━━━━━ TASK INPUT

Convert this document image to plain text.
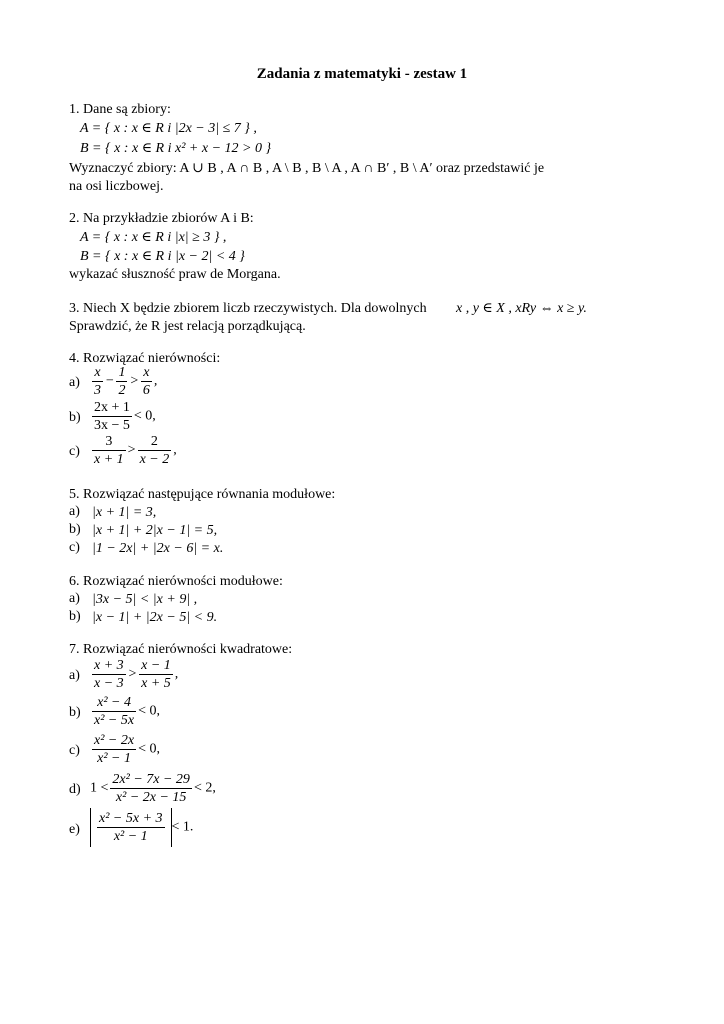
Zadania z matematyki - zestaw 1
1. Dane są zbiory:
A = { x : x ∈ R i |2x − 3| ≤ 7 } ,
B = { x : x ∈ R i x² + x − 12 > 0 }
Wyznaczyć zbiory: A ∪ B , A ∩ B , A \ B , B \ A , A ∩ B′ , B \ A′ oraz przedstawić je
na osi liczbowej.
2. Na przykładzie zbiorów A i B:
A = { x : x ∈ R i |x| ≥ 3 } ,
B = { x : x ∈ R i |x − 2| < 4 }
wykazać słuszność praw de Morgana.
3. Niech X będzie zbiorem liczb rzeczywistych. Dla dowolnych x , y ∈ X , xRy ⇔ x ≥ y.
Sprawdzić, że R jest relacją porządkującą.
4. Rozwiązać nierówności:
$a) \frac{x}{3} - \frac{1}{2} > \frac{x}{6}$ ,
$b) \frac{2x + 1}{3x - 5} < 0$,
$c) \frac{3}{x + 1} > \frac{2}{x - 2}$ ,
5. Rozwiązać następujące równania modułowe:
a) |x + 1| = 3,
b) |x + 1| + 2|x − 1| = 5,
c) |1 − 2x| + |2x − 6| = x.
6. Rozwiązać nierówności modułowe:
a) |3x − 5| < |x + 9| ,
b) |x − 1| + |2x − 5| < 9.
7. Rozwiązać nierówności kwadratowe:
$a) \frac{x + 3}{x - 3} > \frac{x - 1}{x + 5}$ ,
$b) \frac{\text{x² − 4}}{\text{x² − 5x}} < 0$,
$c) \frac{\text{x² − 2x}}{\text{x² − 1}} < 0$,
d) $1 < \frac{\text{2x² − 7x − 29}}{\text{x² − 2x − 15}} < 2$,
$e) \frac{\text{x² − 5x + 3}}{\text{x² − 1}} < 1$.
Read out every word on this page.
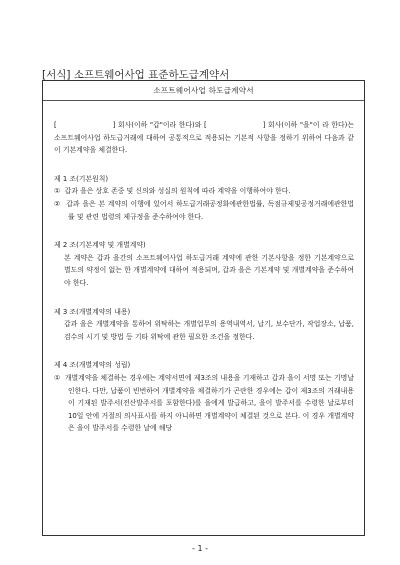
[서식] 소프트웨어사업 표준하도급계약서
소프트웨어사업 하도급계약서

[	] 회사(이하 "갑"이라 한다)와 [	] 회사(이하 "을"이 라 한다)는 소프트웨어사업 하도급거래에 대하여 공통적으로 적용되는 기본적 사항을 정하기 위하여 다음과 같이 기본계약을 체결한다.

제 1 조(기본원칙)

① 갑과 을은 상호 존중 및 신의와 성실의 원칙에 따라 계약을 이행하여야 한다.

② 갑과 을은 본 계약의 이행에 있어서 하도급거래공정화에관한법률, 독점규제및공정거래에관한법률 및 관련 법령의 제규정을 준수하여야 한다.

제 2 조(기본계약 및 개별계약)

본 계약은 갑과 을간의 소프트웨어사업 하도급거래 계약에 관한 기본사항을 정한 기본계약으로 별도의 약정이 없는 한 개별계약에 대하여 적용되며, 갑과 을은 기본계약 및 개별계약을 준수하여야 한다.

제 3 조(개별계약의 내용)

갑과 을은 개별계약을 통하여 위탁하는 개별업무의 용역내역서, 납기, 보수단가, 작업장소, 납품, 검수의 시기 및 방법 등 기타 위탁에 관한 필요한 조건을 정한다.

제 4 조(개별계약의 성립)

① 개별계약을 체결하는 경우에는 계약서면에 제3조의 내용을 기재하고 갑과 을이 서명 또는 기명날인한다. 다만, 납품이 빈번하여 개별계약을 체결하기가 곤란한 경우에는 갑이 제3조의 거래내용이 기재된 발주서(전산발주서를 포함한다)를 을에게 발급하고, 을이 발주서를 수령한 날로부터 10일 안에 거절의 의사표시를 하지 아니하면 개별계약이 체결된 것으로 본다. 이 경우 개별계약은 을이 발주서를 수령한 날에 해당

- 1 -
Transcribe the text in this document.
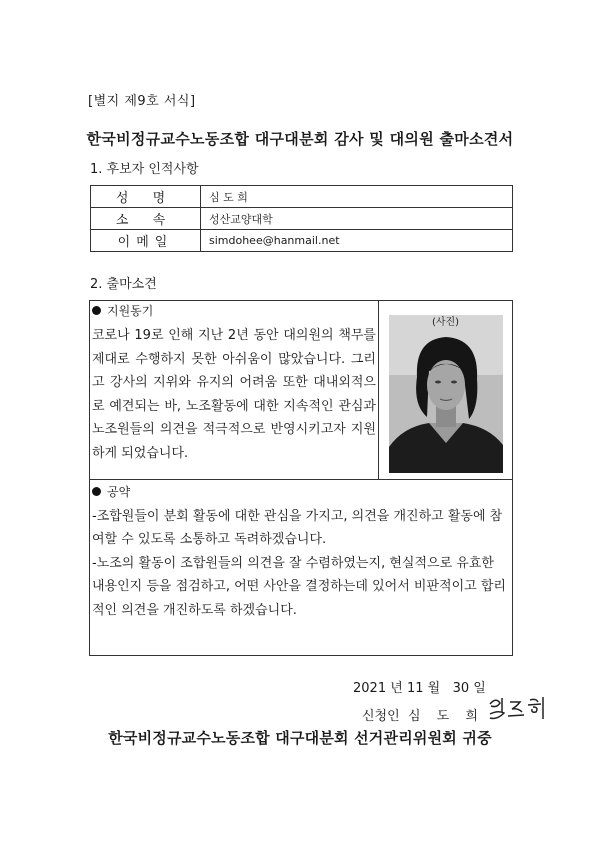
[별지 제9호 서식]
한국비정규교수노동조합 대구대분회 감사 및 대의원 출마소견서
1. 후보자 인적사항
성 명	심 도 희
소 속	성산교양대학
이메일	simdohee@hanmail.net
2. 출마소견
지원동기
코로나 19로 인해 지난 2년 동안 대의원의 책무를 제대로 수행하지 못한 아쉬움이 많았습니다. 그리고 강사의 지위와 유지의 어려움 또한 대내외적으로 예견되는 바, 노조활동에 대한 지속적인 관심과 노조원들의 의견을 적극적으로 반영시키고자 지원하게 되었습니다.
(사진)
공약

-조합원들이 분회 활동에 대한 관심을 가지고, 의견을 개진하고 활동에 참여할 수 있도록 소통하고 독려하겠습니다.

-노조의 활동이 조합원들의 의견을 잘 수렴하였는지, 현실적으로 유효한 내용인지 등을 점검하고, 어떤 사안을 결정하는데 있어서 비판적이고 합리적인 의견을 개진하도록 하겠습니다.

2021 년 11 월 30 일
신청인 심 도 희
한국비정규교수노동조합 대구대분회 선거관리위원회 귀중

━━━━━━━━━━

WHAT IS BEING ASKED: Repeat the data exactly, without the pictures.

SOLVED PROBLEM:
Convert this document image to plain text.
Zadania z matematyki - zestaw 1
1. Dane są zbiory:
A = { x : x ∈ R i |2x − 3| ≤ 7 } ,
B = { x : x ∈ R i x² + x − 12 > 0 }
Wyznaczyć zbiory: A ∪ B , A ∩ B , A \ B , B \ A , A ∩ B′ , B \ A′ oraz przedstawić je
na osi liczbowej.
2. Na przykładzie zbiorów A i B:
A = { x : x ∈ R i |x| ≥ 3 } ,
B = { x : x ∈ R i |x − 2| < 4 }
wykazać słuszność praw de Morgana.
3. Niech X będzie zbiorem liczb rzeczywistych. Dla dowolnych x , y ∈ X , xRy ⇔ x ≥ y.
Sprawdzić, że R jest relacją porządkującą.
4. Rozwiązać nierówności:
$a) \frac{x}{3} - \frac{1}{2} > \frac{x}{6}$ ,
$b) \frac{2x + 1}{3x - 5} < 0$,
$c) \frac{3}{x + 1} > \frac{2}{x - 2}$ ,
5. Rozwiązać następujące równania modułowe:
a) |x + 1| = 3,
b) |x + 1| + 2|x − 1| = 5,
c) |1 − 2x| + |2x − 6| = x.
6. Rozwiązać nierówności modułowe:
a) |3x − 5| < |x + 9| ,
b) |x − 1| + |2x − 5| < 9.
7. Rozwiązać nierówności kwadratowe:
$a) \frac{x + 3}{x - 3} > \frac{x - 1}{x + 5}$ ,
$b) \frac{\text{x² − 4}}{\text{x² − 5x}} < 0$,
$c) \frac{\text{x² − 2x}}{\text{x² − 1}} < 0$,
d) $1 < \frac{\text{2x² − 7x − 29}}{\text{x² − 2x − 15}} < 2$,
$e) \frac{\text{x² − 5x + 3}}{\text{x² − 1}} < 1$.
Read out every word on this page.
[서식] 소프트웨어사업 표준하도급계약서
소프트웨어사업 하도급계약서

[	] 회사(이하 "갑"이라 한다)와 [	] 회사(이하 "을"이 라 한다)는 소프트웨어사업 하도급거래에 대하여 공통적으로 적용되는 기본적 사항을 정하기 위하여 다음과 같이 기본계약을 체결한다.

제 1 조(기본원칙)

① 갑과 을은 상호 존중 및 신의와 성실의 원칙에 따라 계약을 이행하여야 한다.

② 갑과 을은 본 계약의 이행에 있어서 하도급거래공정화에관한법률, 독점규제및공정거래에관한법률 및 관련 법령의 제규정을 준수하여야 한다.

제 2 조(기본계약 및 개별계약)

본 계약은 갑과 을간의 소프트웨어사업 하도급거래 계약에 관한 기본사항을 정한 기본계약으로 별도의 약정이 없는 한 개별계약에 대하여 적용되며, 갑과 을은 기본계약 및 개별계약을 준수하여야 한다.

제 3 조(개별계약의 내용)

갑과 을은 개별계약을 통하여 위탁하는 개별업무의 용역내역서, 납기, 보수단가, 작업장소, 납품, 검수의 시기 및 방법 등 기타 위탁에 관한 필요한 조건을 정한다.

제 4 조(개별계약의 성립)

① 개별계약을 체결하는 경우에는 계약서면에 제3조의 내용을 기재하고 갑과 을이 서명 또는 기명날인한다. 다만, 납품이 빈번하여 개별계약을 체결하기가 곤란한 경우에는 갑이 제3조의 거래내용이 기재된 발주서(전산발주서를 포함한다)를 을에게 발급하고, 을이 발주서를 수령한 날로부터 10일 안에 거절의 의사표시를 하지 아니하면 개별계약이 체결된 것으로 본다. 이 경우 개별계약은 을이 발주서를 수령한 날에 해당

- 1 -
Transcribe the text in this document.
[별지 제9호 서식]
한국비정규교수노동조합 대구대분회 감사 및 대의원 출마소견서
1. 후보자 인적사항
성 명	심 도 희
소 속	성산교양대학
이메일	simdohee@hanmail.net
2. 출마소견
지원동기
코로나 19로 인해 지난 2년 동안 대의원의 책무를 제대로 수행하지 못한 아쉬움이 많았습니다. 그리고 강사의 지위와 유지의 어려움 또한 대내외적으로 예견되는 바, 노조활동에 대한 지속적인 관심과 노조원들의 의견을 적극적으로 반영시키고자 지원하게 되었습니다.
(사진)
공약

-조합원들이 분회 활동에 대한 관심을 가지고, 의견을 개진하고 활동에 참여할 수 있도록 소통하고 독려하겠습니다.

-노조의 활동이 조합원들의 의견을 잘 수렴하였는지, 현실적으로 유효한 내용인지 등을 점검하고, 어떤 사안을 결정하는데 있어서 비판적이고 합리적인 의견을 개진하도록 하겠습니다.

2021 년 11 월 30 일
신청인 심 도 희
한국비정규교수노동조합 대구대분회 선거관리위원회 귀중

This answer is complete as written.